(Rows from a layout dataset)
☆ ☆ ☆ ☆

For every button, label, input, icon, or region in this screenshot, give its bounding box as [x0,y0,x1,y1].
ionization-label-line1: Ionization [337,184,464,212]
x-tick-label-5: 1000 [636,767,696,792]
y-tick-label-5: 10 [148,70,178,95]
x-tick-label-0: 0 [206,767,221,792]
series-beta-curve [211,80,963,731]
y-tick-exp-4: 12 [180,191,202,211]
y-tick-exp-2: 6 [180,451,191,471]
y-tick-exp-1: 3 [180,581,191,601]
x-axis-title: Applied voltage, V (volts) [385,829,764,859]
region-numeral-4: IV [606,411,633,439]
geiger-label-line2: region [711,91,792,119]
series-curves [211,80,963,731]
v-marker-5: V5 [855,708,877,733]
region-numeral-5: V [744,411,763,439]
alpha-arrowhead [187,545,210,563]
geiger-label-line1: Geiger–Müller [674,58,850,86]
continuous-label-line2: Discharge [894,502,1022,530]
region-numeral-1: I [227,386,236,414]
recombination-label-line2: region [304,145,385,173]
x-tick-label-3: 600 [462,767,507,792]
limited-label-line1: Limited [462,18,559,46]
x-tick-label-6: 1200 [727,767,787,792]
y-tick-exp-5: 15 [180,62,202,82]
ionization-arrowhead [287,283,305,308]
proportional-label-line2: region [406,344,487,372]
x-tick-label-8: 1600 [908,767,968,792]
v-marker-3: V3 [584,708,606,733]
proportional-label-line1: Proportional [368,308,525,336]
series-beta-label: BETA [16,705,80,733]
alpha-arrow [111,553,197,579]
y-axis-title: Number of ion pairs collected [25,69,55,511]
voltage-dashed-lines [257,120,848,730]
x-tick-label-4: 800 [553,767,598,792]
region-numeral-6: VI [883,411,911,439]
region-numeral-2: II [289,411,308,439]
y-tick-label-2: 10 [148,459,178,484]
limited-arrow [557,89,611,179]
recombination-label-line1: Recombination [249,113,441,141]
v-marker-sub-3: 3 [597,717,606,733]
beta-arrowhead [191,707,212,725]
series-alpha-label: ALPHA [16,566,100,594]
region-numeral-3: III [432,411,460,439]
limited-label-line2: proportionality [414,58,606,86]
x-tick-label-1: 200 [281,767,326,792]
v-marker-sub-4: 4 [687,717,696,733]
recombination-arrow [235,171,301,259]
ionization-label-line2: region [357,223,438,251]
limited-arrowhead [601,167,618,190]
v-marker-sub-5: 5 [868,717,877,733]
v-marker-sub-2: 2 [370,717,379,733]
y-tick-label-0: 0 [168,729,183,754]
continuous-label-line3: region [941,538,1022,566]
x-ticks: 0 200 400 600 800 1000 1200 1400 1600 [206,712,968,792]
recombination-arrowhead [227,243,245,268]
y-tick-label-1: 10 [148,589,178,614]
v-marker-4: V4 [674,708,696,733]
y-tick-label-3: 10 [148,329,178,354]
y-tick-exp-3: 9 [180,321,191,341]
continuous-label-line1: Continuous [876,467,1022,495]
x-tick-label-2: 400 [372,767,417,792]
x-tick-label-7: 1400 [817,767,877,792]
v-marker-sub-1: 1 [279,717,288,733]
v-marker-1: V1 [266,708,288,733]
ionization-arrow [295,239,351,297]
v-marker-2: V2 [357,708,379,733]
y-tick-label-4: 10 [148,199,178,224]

☆ ☆ ☆ ☆

What the exercise asks - Reproduce every one of the rows above word for word.

Solved problem -
For every button, label, input, icon, or region in this screenshot, give its bounding box as [x0,y0,x1,y1].
ionization-label-line1: Ionization [337,184,464,212]
x-tick-label-5: 1000 [636,767,696,792]
y-tick-label-5: 10 [148,70,178,95]
x-tick-label-0: 0 [206,767,221,792]
series-beta-curve [211,80,963,731]
y-tick-exp-4: 12 [180,191,202,211]
y-tick-exp-2: 6 [180,451,191,471]
y-tick-exp-1: 3 [180,581,191,601]
x-axis-title: Applied voltage, V (volts) [385,829,764,859]
region-numeral-4: IV [606,411,633,439]
geiger-label-line2: region [711,91,792,119]
series-curves [211,80,963,731]
v-marker-5: V5 [855,708,877,733]
region-numeral-5: V [744,411,763,439]
alpha-arrowhead [187,545,210,563]
geiger-label-line1: Geiger–Müller [674,58,850,86]
continuous-label-line2: Discharge [894,502,1022,530]
region-numeral-1: I [227,386,236,414]
recombination-label-line2: region [304,145,385,173]
x-tick-label-3: 600 [462,767,507,792]
limited-label-line1: Limited [462,18,559,46]
x-tick-label-6: 1200 [727,767,787,792]
y-tick-exp-5: 15 [180,62,202,82]
ionization-arrowhead [287,283,305,308]
proportional-label-line2: region [406,344,487,372]
x-tick-label-8: 1600 [908,767,968,792]
v-marker-3: V3 [584,708,606,733]
proportional-label-line1: Proportional [368,308,525,336]
series-beta-label: BETA [16,705,80,733]
alpha-arrow [111,553,197,579]
y-axis-title: Number of ion pairs collected [25,69,55,511]
voltage-dashed-lines [257,120,848,730]
x-tick-label-4: 800 [553,767,598,792]
region-numeral-6: VI [883,411,911,439]
region-numeral-2: II [289,411,308,439]
y-tick-label-2: 10 [148,459,178,484]
limited-arrow [557,89,611,179]
recombination-label-line1: Recombination [249,113,441,141]
v-marker-sub-3: 3 [597,717,606,733]
beta-arrowhead [191,707,212,725]
series-alpha-label: ALPHA [16,566,100,594]
region-numeral-3: III [432,411,460,439]
limited-label-line2: proportionality [414,58,606,86]
x-tick-label-1: 200 [281,767,326,792]
v-marker-sub-4: 4 [687,717,696,733]
recombination-arrow [235,171,301,259]
ionization-label-line2: region [357,223,438,251]
limited-arrowhead [601,167,618,190]
v-marker-sub-5: 5 [868,717,877,733]
v-marker-sub-2: 2 [370,717,379,733]
y-tick-label-0: 0 [168,729,183,754]
continuous-label-line3: region [941,538,1022,566]
x-ticks: 0 200 400 600 800 1000 1200 1400 1600 [206,712,968,792]
recombination-arrowhead [227,243,245,268]
y-tick-label-1: 10 [148,589,178,614]
v-marker-4: V4 [674,708,696,733]
y-tick-label-3: 10 [148,329,178,354]
y-tick-exp-3: 9 [180,321,191,341]
continuous-label-line1: Continuous [876,467,1022,495]
x-tick-label-2: 400 [372,767,417,792]
x-tick-label-7: 1400 [817,767,877,792]
v-marker-sub-1: 1 [279,717,288,733]
v-marker-1: V1 [266,708,288,733]
ionization-arrow [295,239,351,297]
v-marker-2: V2 [357,708,379,733]
y-tick-label-4: 10 [148,199,178,224]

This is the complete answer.